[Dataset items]
________________________
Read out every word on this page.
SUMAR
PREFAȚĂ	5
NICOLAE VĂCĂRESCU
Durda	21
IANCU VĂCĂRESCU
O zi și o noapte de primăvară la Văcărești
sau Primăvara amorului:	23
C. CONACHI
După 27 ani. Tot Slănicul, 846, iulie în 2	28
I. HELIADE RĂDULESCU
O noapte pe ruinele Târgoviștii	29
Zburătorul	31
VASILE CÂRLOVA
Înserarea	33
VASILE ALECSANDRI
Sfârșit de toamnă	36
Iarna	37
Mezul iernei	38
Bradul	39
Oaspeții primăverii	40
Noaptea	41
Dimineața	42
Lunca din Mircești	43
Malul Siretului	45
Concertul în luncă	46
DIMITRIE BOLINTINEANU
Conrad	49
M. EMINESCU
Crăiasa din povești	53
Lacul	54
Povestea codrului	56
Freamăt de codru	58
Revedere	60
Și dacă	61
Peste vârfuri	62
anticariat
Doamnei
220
________________________
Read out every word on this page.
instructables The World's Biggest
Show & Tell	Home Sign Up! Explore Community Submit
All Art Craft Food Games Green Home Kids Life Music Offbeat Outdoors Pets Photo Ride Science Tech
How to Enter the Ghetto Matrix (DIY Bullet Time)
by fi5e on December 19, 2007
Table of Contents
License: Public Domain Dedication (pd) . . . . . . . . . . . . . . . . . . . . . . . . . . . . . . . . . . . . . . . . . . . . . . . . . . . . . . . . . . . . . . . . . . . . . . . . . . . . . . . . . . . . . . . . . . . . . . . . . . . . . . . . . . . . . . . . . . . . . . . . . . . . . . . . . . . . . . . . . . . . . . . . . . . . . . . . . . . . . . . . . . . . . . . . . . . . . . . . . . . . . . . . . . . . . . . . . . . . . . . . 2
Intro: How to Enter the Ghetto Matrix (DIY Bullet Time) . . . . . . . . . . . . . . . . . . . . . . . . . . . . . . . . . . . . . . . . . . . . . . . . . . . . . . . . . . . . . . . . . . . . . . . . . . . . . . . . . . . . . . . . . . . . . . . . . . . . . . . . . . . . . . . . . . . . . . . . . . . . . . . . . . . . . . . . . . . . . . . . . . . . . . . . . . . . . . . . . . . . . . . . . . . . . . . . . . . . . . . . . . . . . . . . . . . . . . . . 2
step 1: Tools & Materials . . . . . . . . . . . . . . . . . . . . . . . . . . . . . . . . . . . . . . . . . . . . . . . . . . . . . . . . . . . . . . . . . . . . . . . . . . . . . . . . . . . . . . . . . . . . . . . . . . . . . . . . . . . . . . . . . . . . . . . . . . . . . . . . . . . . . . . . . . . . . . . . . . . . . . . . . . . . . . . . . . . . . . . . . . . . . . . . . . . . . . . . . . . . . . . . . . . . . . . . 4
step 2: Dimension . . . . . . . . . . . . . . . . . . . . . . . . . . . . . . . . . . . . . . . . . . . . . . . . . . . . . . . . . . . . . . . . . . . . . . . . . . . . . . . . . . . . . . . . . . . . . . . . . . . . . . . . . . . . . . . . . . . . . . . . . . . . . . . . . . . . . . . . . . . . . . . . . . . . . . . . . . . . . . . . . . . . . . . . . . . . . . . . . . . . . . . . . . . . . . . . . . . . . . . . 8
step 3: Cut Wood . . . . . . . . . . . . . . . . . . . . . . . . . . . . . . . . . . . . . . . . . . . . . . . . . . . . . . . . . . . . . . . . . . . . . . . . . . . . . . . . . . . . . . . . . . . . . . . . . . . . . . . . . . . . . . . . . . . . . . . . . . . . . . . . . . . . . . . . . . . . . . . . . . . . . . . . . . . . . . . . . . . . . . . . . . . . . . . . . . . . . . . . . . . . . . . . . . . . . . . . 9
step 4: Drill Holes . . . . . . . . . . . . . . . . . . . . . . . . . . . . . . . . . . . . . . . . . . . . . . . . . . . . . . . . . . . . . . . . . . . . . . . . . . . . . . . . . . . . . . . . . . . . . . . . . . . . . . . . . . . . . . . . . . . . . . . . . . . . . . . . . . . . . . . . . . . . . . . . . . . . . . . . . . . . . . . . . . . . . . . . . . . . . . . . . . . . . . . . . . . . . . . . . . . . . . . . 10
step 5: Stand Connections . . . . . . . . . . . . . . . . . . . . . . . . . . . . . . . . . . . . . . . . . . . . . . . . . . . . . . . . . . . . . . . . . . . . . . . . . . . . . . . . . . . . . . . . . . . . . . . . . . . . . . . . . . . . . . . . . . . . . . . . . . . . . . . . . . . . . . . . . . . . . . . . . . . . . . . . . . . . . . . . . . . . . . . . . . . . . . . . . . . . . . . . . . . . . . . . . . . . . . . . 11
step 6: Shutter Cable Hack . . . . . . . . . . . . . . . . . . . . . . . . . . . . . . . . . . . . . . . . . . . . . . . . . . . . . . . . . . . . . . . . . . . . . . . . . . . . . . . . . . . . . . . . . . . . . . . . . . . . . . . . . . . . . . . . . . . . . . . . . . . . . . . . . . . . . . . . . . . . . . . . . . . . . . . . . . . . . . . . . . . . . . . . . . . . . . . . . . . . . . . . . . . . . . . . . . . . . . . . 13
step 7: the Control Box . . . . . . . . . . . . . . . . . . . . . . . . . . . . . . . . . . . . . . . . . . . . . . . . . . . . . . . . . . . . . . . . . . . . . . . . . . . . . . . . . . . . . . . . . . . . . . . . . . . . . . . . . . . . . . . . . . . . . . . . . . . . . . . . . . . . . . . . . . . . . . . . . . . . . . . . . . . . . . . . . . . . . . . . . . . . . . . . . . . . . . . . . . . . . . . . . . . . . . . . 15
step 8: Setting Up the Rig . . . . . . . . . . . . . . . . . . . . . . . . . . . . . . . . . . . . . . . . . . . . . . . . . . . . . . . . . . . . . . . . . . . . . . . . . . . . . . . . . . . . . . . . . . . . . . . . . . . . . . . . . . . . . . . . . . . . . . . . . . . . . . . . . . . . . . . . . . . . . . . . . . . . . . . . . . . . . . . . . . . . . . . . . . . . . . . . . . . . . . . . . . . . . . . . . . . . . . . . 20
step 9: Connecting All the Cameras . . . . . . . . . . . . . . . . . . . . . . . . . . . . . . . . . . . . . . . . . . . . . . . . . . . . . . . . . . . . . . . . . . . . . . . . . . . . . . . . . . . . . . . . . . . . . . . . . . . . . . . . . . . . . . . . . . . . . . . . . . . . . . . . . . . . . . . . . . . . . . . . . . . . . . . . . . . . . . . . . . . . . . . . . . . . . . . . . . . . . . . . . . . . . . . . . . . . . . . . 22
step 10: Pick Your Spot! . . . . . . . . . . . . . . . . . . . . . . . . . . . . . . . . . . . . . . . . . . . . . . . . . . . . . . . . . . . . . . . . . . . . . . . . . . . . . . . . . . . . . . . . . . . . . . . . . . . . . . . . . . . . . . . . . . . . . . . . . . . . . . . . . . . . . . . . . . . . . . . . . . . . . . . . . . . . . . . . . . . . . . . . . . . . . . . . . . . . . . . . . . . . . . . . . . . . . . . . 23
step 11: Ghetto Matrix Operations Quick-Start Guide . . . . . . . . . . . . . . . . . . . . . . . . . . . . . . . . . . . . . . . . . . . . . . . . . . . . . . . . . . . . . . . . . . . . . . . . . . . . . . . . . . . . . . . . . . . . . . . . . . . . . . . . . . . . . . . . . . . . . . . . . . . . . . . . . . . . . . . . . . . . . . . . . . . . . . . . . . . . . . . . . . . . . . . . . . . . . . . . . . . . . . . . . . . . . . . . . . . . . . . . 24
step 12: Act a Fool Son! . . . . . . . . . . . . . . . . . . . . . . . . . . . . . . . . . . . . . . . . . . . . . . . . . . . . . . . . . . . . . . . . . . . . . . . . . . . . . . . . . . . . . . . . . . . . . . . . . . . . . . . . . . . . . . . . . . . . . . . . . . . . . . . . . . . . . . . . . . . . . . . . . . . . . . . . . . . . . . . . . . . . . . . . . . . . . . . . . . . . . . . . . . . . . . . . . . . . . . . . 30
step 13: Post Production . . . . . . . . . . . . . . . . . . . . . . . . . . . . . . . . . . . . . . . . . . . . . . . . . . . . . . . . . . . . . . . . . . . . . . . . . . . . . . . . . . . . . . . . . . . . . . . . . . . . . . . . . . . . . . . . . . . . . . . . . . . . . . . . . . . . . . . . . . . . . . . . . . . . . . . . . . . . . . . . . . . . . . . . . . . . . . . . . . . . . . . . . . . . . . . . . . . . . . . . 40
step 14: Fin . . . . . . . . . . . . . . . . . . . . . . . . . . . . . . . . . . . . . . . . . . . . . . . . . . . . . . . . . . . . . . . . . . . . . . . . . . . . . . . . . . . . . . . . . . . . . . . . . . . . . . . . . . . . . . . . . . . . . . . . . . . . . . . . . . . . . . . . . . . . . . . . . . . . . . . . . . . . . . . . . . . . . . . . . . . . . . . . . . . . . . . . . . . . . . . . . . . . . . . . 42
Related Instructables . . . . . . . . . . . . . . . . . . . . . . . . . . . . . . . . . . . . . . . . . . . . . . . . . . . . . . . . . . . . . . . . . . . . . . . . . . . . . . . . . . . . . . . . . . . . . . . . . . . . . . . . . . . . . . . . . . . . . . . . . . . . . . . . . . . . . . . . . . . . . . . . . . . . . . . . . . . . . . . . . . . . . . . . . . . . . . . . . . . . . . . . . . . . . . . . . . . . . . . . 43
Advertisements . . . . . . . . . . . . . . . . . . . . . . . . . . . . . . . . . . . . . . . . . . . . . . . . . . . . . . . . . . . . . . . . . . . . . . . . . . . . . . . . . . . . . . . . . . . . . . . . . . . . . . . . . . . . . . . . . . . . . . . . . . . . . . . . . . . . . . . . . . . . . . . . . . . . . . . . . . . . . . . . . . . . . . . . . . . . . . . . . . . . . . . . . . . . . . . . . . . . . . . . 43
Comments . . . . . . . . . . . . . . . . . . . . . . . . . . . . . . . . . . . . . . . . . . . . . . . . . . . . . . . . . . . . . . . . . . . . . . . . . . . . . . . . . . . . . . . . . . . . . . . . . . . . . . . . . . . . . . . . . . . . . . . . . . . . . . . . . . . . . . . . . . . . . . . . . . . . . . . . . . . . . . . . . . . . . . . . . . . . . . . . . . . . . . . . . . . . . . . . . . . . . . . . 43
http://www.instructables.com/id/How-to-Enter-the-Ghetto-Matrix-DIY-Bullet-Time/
________________________
**Exercise goal:**
Pick out and copy the lines of the entries that hold the string "VĂCĂRESCU".

**Written response:**
NICOLAE VĂCĂRESCU
IANCU VĂCĂRESCU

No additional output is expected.